AIM:
Find each line with the string "JSON" and copy it.
::: SUPPLIED RECORDS :::
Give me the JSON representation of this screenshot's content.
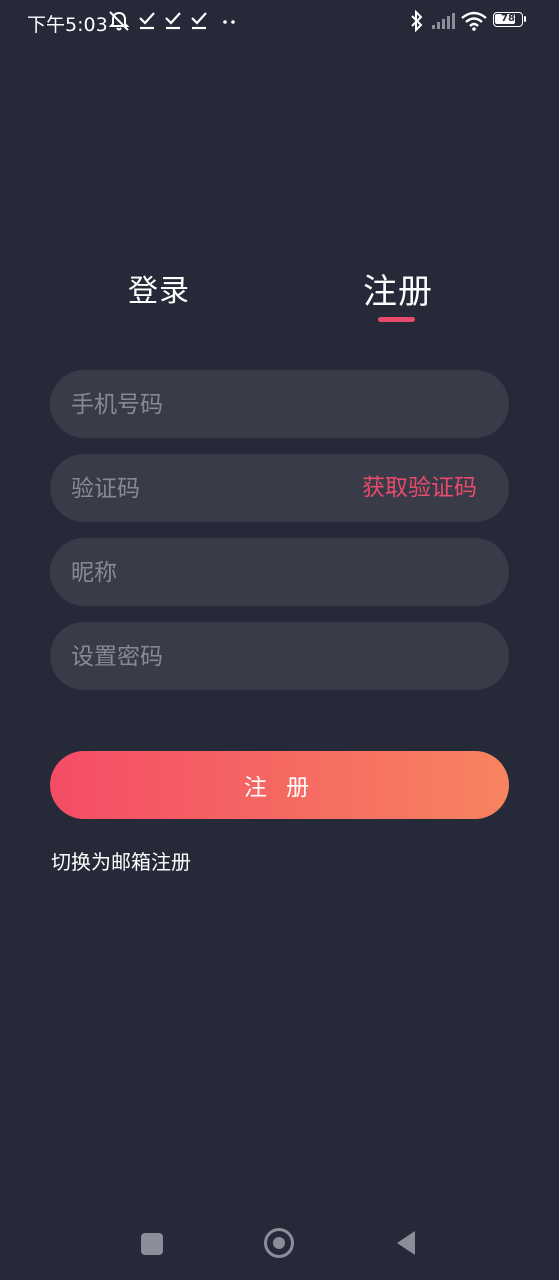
{
  "status_bar": {
    "time": "下午5:03",
    "battery": "78",
    "battery_level": 0.78
  },
  "tabs": [
    {
      "label": "登录",
      "active": false
    },
    {
      "label": "注册",
      "active": true
    }
  ],
  "form": {
    "phone_placeholder": "手机号码",
    "code_placeholder": "验证码",
    "get_code_label": "获取验证码",
    "nickname_placeholder": "昵称",
    "password_placeholder": "设置密码",
    "submit_label": "注 册",
    "switch_label": "切换为邮箱注册"
  },
  "colors": {
    "background": "#252938",
    "accent": "#e84a6a",
    "field_bg": "#393c48",
    "button_gradient_start": "#f44c66",
    "button_gradient_end": "#f7845f"
  },
  "icons": [
    "mute-icon",
    "check-icon",
    "dots-icon",
    "bluetooth-icon",
    "signal-icon",
    "wifi-icon",
    "battery-icon",
    "recent-apps-icon",
    "home-icon",
    "back-icon"
  ]
}
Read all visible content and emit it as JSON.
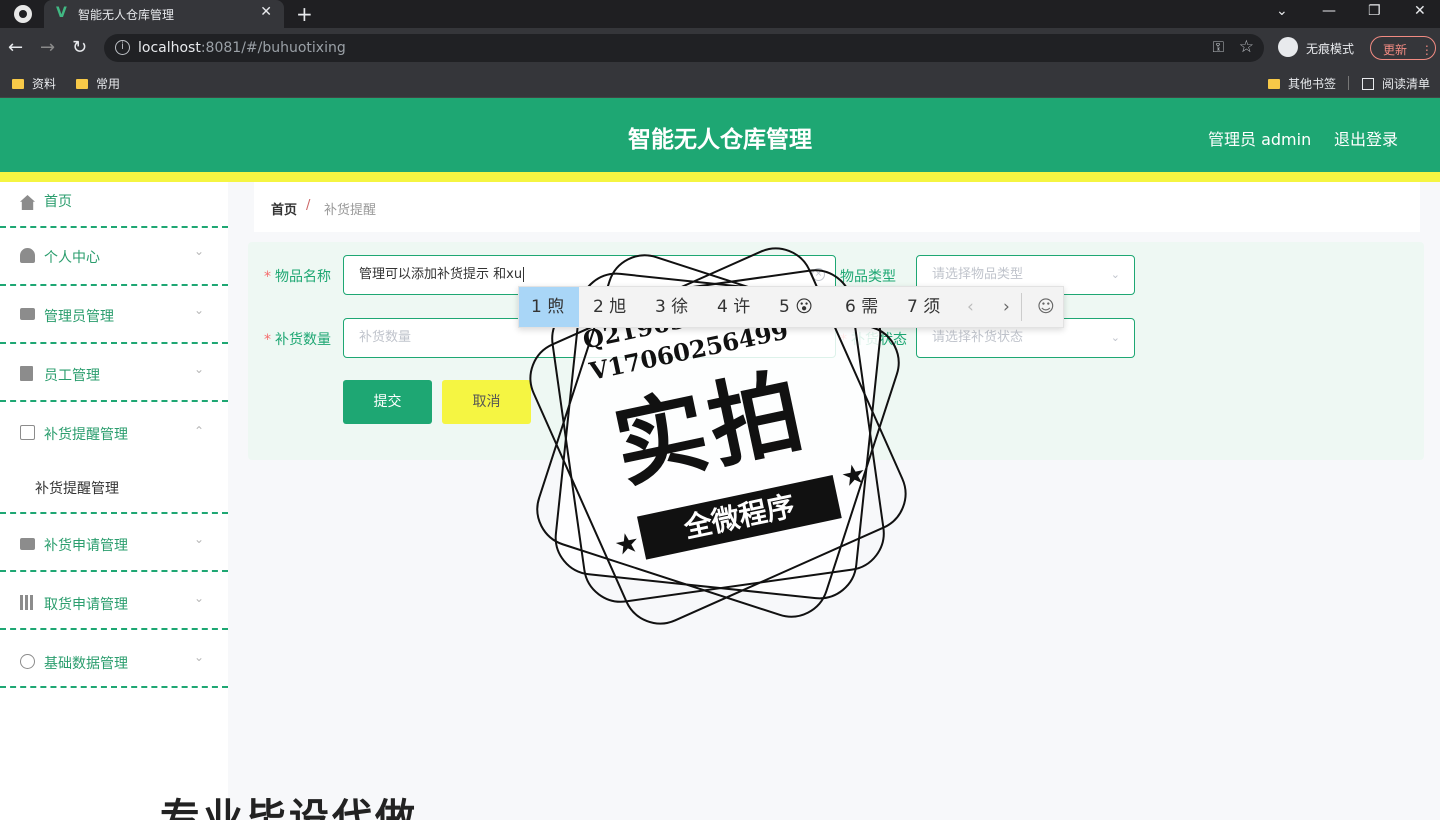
{
  "browser": {
    "tab_title": "智能无人仓库管理",
    "tab_close": "✕",
    "new_tab": "+",
    "win_controls": [
      "⌄",
      "—",
      "❐",
      "✕"
    ],
    "nav": {
      "back": "←",
      "forward": "→",
      "reload": "↻"
    },
    "url_host": "localhost",
    "url_rest": ":8081/#/buhuotixing",
    "info_icon": "i",
    "key_icon": "⚿",
    "star_icon": "☆",
    "incognito_label": "无痕模式",
    "update_label": "更新",
    "update_menu": "⋮",
    "bookmarks": [
      "资料",
      "常用"
    ],
    "other_bookmarks": "其他书签",
    "reading_list": "阅读清单"
  },
  "header": {
    "title": "智能无人仓库管理",
    "user": "管理员 admin",
    "logout": "退出登录"
  },
  "sidebar": {
    "arrow_down": "⌄",
    "arrow_up": "⌃",
    "items": [
      {
        "label": "首页",
        "icon": "home-icon"
      },
      {
        "label": "个人中心",
        "icon": "user-icon"
      },
      {
        "label": "管理员管理",
        "icon": "briefcase-icon"
      },
      {
        "label": "员工管理",
        "icon": "clipboard-icon"
      },
      {
        "label": "补货提醒管理",
        "icon": "copy-icon"
      },
      {
        "label": "补货申请管理",
        "icon": "monitor-icon"
      },
      {
        "label": "取货申请管理",
        "icon": "books-icon"
      },
      {
        "label": "基础数据管理",
        "icon": "clock-icon"
      }
    ],
    "sub_item": "补货提醒管理"
  },
  "breadcrumb": {
    "home": "首页",
    "sep": "/",
    "current": "补货提醒"
  },
  "form": {
    "required_mark": "*",
    "item_name_label": "物品名称",
    "item_name_value": "管理可以添加补货提示 和xu",
    "item_type_label": "物品类型",
    "item_type_placeholder": "请选择物品类型",
    "quantity_label": "补货数量",
    "quantity_placeholder": "补货数量",
    "status_label": "补货状态",
    "status_placeholder": "请选择补货状态",
    "clear_icon": "×",
    "chevron": "⌄",
    "submit": "提交",
    "cancel": "取消"
  },
  "ime": {
    "candidates": [
      "1 煦",
      "2 旭",
      "3 徐",
      "4 许",
      "5 😮",
      "6 需",
      "7 须"
    ],
    "prev": "‹",
    "next": "›",
    "emoji": "☺"
  },
  "watermark": {
    "qq": "Q2196316269",
    "wechat": "V17060256499",
    "big_text": "实拍",
    "banner": "全微程序",
    "star": "★",
    "bottom": "专业毕设代做"
  }
}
:::
SOLUTION TO THIS TASK:
Give me the JSON representation of this screenshot's content.
Read all visible content and emit it as JSON.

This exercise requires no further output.